* _What this task involves_
Return every line of the data below that includes the string "true".

* _Provided entries_

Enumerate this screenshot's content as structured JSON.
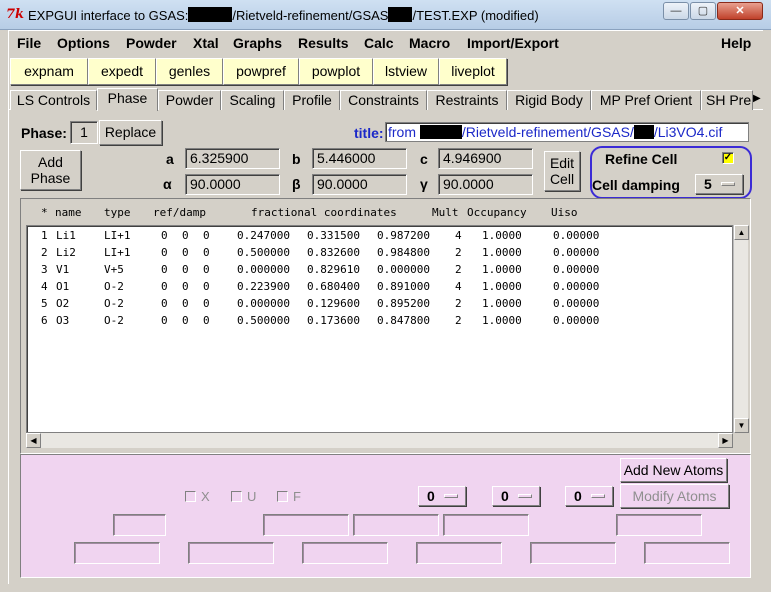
{
  "window": {
    "title_prefix": "EXPGUI interface to GSAS:",
    "title_suffix": "/Rietveld-refinement/GSAS",
    "title_end": "/TEST.EXP (modified)",
    "buttons": [
      "—",
      "▢",
      "✕"
    ]
  },
  "menubar": {
    "left": [
      "File",
      "Options",
      "Powder",
      "Xtal",
      "Graphs",
      "Results",
      "Calc",
      "Macro",
      "Import/Export"
    ],
    "help": "Help"
  },
  "toolbar": [
    "expnam",
    "expedt",
    "genles",
    "powpref",
    "powplot",
    "lstview",
    "liveplot"
  ],
  "tabs": {
    "items": [
      "LS Controls",
      "Phase",
      "Powder",
      "Scaling",
      "Profile",
      "Constraints",
      "Restraints",
      "Rigid Body",
      "MP Pref Orient",
      "SH Pre"
    ],
    "active": "Phase",
    "more_arrow": "▶"
  },
  "phase": {
    "label": "Phase:",
    "number": "1",
    "replace_button": "Replace",
    "add_button_line1": "Add",
    "add_button_line2": "Phase",
    "title_label": "title:",
    "title_from": "from",
    "title_mid": "/Rietveld-refinement/GSAS/",
    "title_end": "/Li3VO4.cif",
    "cell": {
      "a_label": "a",
      "a": "6.325900",
      "b_label": "b",
      "b": "5.446000",
      "c_label": "c",
      "c": "4.946900",
      "alpha_label": "α",
      "alpha": "90.0000",
      "beta_label": "β",
      "beta": "90.0000",
      "gamma_label": "γ",
      "gamma": "90.0000"
    },
    "edit_cell_line1": "Edit",
    "edit_cell_line2": "Cell",
    "refine_cell_label": "Refine Cell",
    "refine_cell_checked": "✓",
    "cell_damping_label": "Cell damping",
    "cell_damping_value": "5"
  },
  "atoms": {
    "header": {
      "star": "*",
      "name": "name",
      "type": "type",
      "refdamp": "ref/damp",
      "frac": "fractional coordinates",
      "mult": "Mult",
      "occ": "Occupancy",
      "uiso": "Uiso"
    },
    "rows": [
      {
        "n": "1",
        "name": "Li1",
        "type": "LI+1",
        "r1": "0",
        "r2": "0",
        "r3": "0",
        "x": "0.247000",
        "y": "0.331500",
        "z": "0.987200",
        "mult": "4",
        "occ": "1.0000",
        "uiso": "0.00000"
      },
      {
        "n": "2",
        "name": "Li2",
        "type": "LI+1",
        "r1": "0",
        "r2": "0",
        "r3": "0",
        "x": "0.500000",
        "y": "0.832600",
        "z": "0.984800",
        "mult": "2",
        "occ": "1.0000",
        "uiso": "0.00000"
      },
      {
        "n": "3",
        "name": "V1",
        "type": "V+5",
        "r1": "0",
        "r2": "0",
        "r3": "0",
        "x": "0.000000",
        "y": "0.829610",
        "z": "0.000000",
        "mult": "2",
        "occ": "1.0000",
        "uiso": "0.00000"
      },
      {
        "n": "4",
        "name": "O1",
        "type": "O-2",
        "r1": "0",
        "r2": "0",
        "r3": "0",
        "x": "0.223900",
        "y": "0.680400",
        "z": "0.891000",
        "mult": "4",
        "occ": "1.0000",
        "uiso": "0.00000"
      },
      {
        "n": "5",
        "name": "O2",
        "type": "O-2",
        "r1": "0",
        "r2": "0",
        "r3": "0",
        "x": "0.000000",
        "y": "0.129600",
        "z": "0.895200",
        "mult": "2",
        "occ": "1.0000",
        "uiso": "0.00000"
      },
      {
        "n": "6",
        "name": "O3",
        "type": "O-2",
        "r1": "0",
        "r2": "0",
        "r3": "0",
        "x": "0.500000",
        "y": "0.173600",
        "z": "0.847800",
        "mult": "2",
        "occ": "1.0000",
        "uiso": "0.00000"
      }
    ]
  },
  "edit_panel": {
    "add_new_atoms": "Add New Atoms",
    "modify_atoms": "Modify Atoms",
    "check_x": "X",
    "check_u": "U",
    "check_f": "F",
    "menu1": "0",
    "menu2": "0",
    "menu3": "0"
  }
}
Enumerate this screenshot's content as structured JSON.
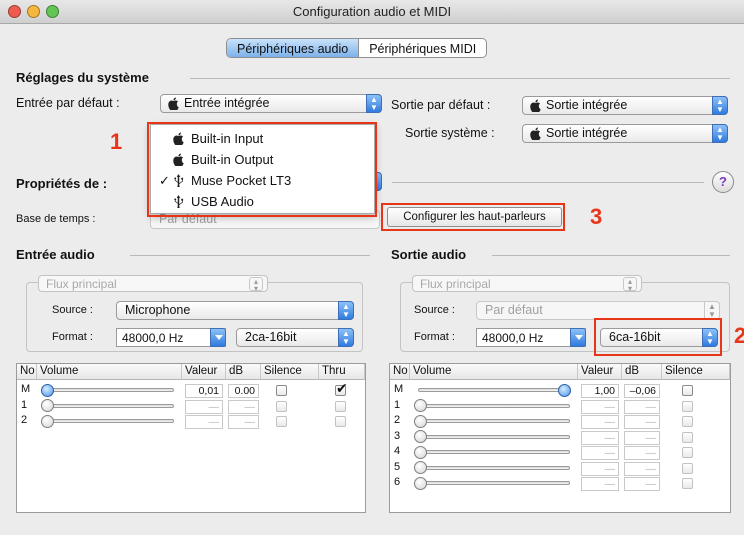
{
  "window": {
    "title": "Configuration audio et MIDI",
    "traffic_colors": [
      "#ee5c50",
      "#f5b73d",
      "#62c554"
    ]
  },
  "tabs": [
    {
      "label": "Périphériques audio",
      "selected": true
    },
    {
      "label": "Périphériques MIDI",
      "selected": false
    }
  ],
  "system": {
    "heading": "Réglages du système",
    "default_input_label": "Entrée par défaut :",
    "default_input_value": "Entrée intégrée",
    "default_output_label": "Sortie par défaut :",
    "default_output_value": "Sortie intégrée",
    "system_output_label": "Sortie système :",
    "system_output_value": "Sortie intégrée"
  },
  "properties": {
    "label": "Propriétés de :",
    "help": "?",
    "time_base_label": "Base de temps :",
    "time_base_value": "Par défaut",
    "configure_speakers": "Configurer les haut-parleurs"
  },
  "device_menu": {
    "items": [
      {
        "label": "Built-in Input",
        "icon": "apple-icon",
        "checked": false
      },
      {
        "label": "Built-in Output",
        "icon": "apple-icon",
        "checked": false
      },
      {
        "label": "Muse Pocket LT3",
        "icon": "usb-icon",
        "checked": true
      },
      {
        "label": "USB Audio",
        "icon": "usb-icon",
        "checked": false
      }
    ],
    "check_glyph": "✓"
  },
  "audio_input": {
    "heading": "Entrée audio",
    "stream": "Flux principal",
    "source_label": "Source :",
    "source_value": "Microphone",
    "format_label": "Format :",
    "rate": "48000,0 Hz",
    "channels": "2ca-16bit",
    "columns": [
      "No",
      "Volume",
      "Valeur",
      "dB",
      "Silence",
      "Thru"
    ],
    "rows": [
      {
        "no": "M",
        "value": "0,01",
        "db": "0.00",
        "volume": 0.0,
        "thru": true,
        "active": true
      },
      {
        "no": "1",
        "value": "—",
        "db": "—",
        "volume": 0.0,
        "thru": false,
        "active": false
      },
      {
        "no": "2",
        "value": "—",
        "db": "—",
        "volume": 0.0,
        "thru": false,
        "active": false
      }
    ]
  },
  "audio_output": {
    "heading": "Sortie audio",
    "stream": "Flux principal",
    "source_label": "Source :",
    "source_value": "Par défaut",
    "format_label": "Format :",
    "rate": "48000,0 Hz",
    "channels": "6ca-16bit",
    "columns": [
      "No",
      "Volume",
      "Valeur",
      "dB",
      "Silence"
    ],
    "rows": [
      {
        "no": "M",
        "value": "1,00",
        "db": "–0,06",
        "volume": 1.0,
        "active": true
      },
      {
        "no": "1",
        "value": "—",
        "db": "—",
        "volume": 0.0,
        "active": false
      },
      {
        "no": "2",
        "value": "—",
        "db": "—",
        "volume": 0.0,
        "active": false
      },
      {
        "no": "3",
        "value": "—",
        "db": "—",
        "volume": 0.0,
        "active": false
      },
      {
        "no": "4",
        "value": "—",
        "db": "—",
        "volume": 0.0,
        "active": false
      },
      {
        "no": "5",
        "value": "—",
        "db": "—",
        "volume": 0.0,
        "active": false
      },
      {
        "no": "6",
        "value": "—",
        "db": "—",
        "volume": 0.0,
        "active": false
      }
    ]
  },
  "annotations": {
    "one": "1",
    "two": "2",
    "three": "3",
    "color": "#e8351a"
  }
}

* _Written response_
      "selected": true
        "checked": true
        "thru": true,
        "active": true
        "active": true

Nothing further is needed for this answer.